- [STATED GOAL]: From the entries that follow, list every line in which the string "jest" appears.

╭─ PROVIDED DATA

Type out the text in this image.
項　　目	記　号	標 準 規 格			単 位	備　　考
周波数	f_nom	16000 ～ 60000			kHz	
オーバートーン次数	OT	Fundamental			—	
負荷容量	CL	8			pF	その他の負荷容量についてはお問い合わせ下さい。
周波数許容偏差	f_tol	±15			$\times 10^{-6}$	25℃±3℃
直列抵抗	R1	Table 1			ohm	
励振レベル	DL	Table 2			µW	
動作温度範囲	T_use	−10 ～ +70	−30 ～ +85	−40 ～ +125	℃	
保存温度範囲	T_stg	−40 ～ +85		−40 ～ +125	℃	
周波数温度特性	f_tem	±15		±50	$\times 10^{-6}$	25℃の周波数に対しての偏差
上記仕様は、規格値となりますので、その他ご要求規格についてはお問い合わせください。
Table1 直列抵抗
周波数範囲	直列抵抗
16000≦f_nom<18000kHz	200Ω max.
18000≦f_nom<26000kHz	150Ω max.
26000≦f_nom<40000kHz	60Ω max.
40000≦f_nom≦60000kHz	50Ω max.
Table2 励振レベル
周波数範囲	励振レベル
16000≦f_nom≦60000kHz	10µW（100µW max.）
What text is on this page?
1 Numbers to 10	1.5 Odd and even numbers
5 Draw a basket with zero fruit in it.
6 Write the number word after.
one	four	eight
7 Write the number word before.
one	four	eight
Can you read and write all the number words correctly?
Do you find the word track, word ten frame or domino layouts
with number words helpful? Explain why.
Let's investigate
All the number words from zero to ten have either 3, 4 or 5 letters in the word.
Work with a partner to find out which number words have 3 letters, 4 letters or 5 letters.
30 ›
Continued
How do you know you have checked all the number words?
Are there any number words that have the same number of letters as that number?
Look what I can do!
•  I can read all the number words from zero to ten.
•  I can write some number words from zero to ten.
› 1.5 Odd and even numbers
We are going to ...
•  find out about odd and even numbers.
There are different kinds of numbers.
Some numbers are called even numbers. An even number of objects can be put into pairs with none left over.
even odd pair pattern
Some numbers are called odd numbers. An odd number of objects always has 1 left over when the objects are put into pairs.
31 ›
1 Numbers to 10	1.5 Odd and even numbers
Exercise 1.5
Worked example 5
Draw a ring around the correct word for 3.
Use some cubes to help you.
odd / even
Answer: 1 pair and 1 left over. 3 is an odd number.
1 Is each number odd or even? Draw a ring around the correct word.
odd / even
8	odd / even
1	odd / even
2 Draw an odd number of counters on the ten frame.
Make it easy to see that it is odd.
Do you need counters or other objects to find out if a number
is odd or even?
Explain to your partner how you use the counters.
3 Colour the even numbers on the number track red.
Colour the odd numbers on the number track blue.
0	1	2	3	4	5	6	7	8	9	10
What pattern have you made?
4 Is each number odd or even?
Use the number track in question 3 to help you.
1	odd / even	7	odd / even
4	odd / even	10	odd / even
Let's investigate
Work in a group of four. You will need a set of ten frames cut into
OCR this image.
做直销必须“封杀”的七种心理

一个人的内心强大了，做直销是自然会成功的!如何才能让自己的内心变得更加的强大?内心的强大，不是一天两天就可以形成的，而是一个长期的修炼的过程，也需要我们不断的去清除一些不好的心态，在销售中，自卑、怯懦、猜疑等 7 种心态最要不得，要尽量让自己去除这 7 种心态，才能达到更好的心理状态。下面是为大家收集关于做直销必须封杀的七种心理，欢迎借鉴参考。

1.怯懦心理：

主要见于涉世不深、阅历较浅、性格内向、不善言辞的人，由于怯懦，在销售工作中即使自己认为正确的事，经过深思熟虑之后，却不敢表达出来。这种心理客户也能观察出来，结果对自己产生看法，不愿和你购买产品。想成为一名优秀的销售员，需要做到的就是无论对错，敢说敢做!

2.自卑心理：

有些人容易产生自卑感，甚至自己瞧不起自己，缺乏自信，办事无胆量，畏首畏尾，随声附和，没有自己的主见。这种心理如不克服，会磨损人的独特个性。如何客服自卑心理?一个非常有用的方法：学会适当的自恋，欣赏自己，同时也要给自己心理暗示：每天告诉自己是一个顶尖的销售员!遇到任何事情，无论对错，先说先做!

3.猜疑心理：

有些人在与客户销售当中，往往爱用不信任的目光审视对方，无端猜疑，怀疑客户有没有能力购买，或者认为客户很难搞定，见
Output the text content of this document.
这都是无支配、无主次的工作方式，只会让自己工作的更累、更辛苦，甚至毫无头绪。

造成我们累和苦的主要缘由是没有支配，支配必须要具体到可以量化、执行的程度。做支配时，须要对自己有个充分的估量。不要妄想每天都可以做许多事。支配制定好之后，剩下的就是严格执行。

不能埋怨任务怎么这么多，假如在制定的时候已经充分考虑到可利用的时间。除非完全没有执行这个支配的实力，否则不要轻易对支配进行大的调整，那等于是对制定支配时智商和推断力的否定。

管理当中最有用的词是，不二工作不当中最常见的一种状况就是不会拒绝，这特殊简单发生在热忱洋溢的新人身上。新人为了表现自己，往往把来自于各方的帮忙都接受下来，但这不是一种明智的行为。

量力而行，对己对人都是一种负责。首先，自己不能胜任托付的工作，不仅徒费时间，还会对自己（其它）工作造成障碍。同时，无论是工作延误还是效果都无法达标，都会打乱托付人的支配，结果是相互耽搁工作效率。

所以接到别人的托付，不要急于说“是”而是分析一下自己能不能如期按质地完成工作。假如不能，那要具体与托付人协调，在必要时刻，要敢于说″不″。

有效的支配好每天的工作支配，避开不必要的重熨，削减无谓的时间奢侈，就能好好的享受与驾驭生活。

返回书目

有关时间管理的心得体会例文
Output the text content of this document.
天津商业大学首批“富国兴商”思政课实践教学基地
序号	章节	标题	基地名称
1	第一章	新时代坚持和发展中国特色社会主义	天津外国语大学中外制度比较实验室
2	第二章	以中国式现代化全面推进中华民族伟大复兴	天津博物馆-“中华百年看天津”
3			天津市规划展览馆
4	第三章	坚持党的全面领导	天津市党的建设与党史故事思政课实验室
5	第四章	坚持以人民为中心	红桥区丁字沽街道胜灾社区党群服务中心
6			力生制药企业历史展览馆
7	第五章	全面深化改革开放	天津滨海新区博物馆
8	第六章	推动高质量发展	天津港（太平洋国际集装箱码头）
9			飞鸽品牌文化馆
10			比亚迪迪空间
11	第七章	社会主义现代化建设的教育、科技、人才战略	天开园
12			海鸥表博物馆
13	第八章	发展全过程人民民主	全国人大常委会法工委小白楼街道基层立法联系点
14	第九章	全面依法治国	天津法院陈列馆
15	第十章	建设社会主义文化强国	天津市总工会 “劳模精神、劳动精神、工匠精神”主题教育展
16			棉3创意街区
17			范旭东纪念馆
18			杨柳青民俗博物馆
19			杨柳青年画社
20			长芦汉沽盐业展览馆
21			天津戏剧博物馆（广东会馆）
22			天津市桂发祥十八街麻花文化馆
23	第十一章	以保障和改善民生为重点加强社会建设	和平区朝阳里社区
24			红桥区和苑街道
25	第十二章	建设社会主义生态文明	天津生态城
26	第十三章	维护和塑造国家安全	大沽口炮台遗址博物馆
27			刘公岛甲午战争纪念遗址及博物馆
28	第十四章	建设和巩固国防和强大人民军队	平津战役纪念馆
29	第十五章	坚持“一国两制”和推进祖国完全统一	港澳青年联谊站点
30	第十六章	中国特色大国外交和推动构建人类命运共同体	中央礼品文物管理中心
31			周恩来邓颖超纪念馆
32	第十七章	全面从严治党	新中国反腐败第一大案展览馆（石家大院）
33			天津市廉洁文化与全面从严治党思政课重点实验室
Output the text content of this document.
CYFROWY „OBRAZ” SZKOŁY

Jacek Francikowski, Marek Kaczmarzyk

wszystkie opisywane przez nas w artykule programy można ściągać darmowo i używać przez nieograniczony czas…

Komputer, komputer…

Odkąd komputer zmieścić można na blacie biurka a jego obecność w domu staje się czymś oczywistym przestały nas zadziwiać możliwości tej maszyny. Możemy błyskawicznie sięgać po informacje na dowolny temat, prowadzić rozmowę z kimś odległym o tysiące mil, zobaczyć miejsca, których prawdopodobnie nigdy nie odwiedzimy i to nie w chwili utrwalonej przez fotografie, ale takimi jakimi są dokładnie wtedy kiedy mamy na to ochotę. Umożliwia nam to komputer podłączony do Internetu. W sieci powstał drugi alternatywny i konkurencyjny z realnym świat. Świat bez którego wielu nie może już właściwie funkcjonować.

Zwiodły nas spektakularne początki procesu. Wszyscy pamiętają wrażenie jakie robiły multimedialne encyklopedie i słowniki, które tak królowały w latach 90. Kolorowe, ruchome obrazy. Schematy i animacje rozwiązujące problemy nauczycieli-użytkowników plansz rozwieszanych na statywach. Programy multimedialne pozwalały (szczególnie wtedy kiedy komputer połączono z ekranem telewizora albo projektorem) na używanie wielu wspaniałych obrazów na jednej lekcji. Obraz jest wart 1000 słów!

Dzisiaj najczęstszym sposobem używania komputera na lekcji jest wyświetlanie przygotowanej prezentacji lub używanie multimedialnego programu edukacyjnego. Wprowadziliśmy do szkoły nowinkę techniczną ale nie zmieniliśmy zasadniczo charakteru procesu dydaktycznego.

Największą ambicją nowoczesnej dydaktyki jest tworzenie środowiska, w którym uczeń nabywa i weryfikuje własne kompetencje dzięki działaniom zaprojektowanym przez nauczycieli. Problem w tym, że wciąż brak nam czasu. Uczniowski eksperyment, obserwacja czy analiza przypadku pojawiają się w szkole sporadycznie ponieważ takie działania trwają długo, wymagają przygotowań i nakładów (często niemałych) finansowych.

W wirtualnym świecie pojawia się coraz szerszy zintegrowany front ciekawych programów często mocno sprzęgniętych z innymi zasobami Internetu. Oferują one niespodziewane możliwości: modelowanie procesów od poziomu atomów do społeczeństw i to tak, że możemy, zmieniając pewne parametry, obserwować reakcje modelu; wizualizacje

╰─

- [EXPECTED OUTPUT]:
Zwiodły nas spektakularne początki procesu. Wszyscy pamiętają wrażenie jakie robiły multimedialne encyklopedie i słowniki, które tak królowały w latach 90. Kolorowe, ruchome obrazy. Schematy i animacje rozwiązujące problemy nauczycieli-użytkowników plansz rozwieszanych na statywach. Programy multimedialne pozwalały (szczególnie wtedy kiedy komputer połączono z ekranem telewizora albo projektorem) na używanie wielu wspaniałych obrazów na jednej lekcji. Obraz jest wart 1000 słów!
Dzisiaj najczęstszym sposobem używania komputera na lekcji jest wyświetlanie przygotowanej prezentacji lub używanie multimedialnego programu edukacyjnego. Wprowadziliśmy do szkoły nowinkę techniczną ale nie zmieniliśmy zasadniczo charakteru procesu dydaktycznego.
Największą ambicją nowoczesnej dydaktyki jest tworzenie środowiska, w którym uczeń nabywa i weryfikuje własne kompetencje dzięki działaniom zaprojektowanym przez nauczycieli. Problem w tym, że wciąż brak nam czasu. Uczniowski eksperyment, obserwacja czy analiza przypadku pojawiają się w szkole sporadycznie ponieważ takie działania trwają długo, wymagają przygotowań i nakładów (często niemałych) finansowych.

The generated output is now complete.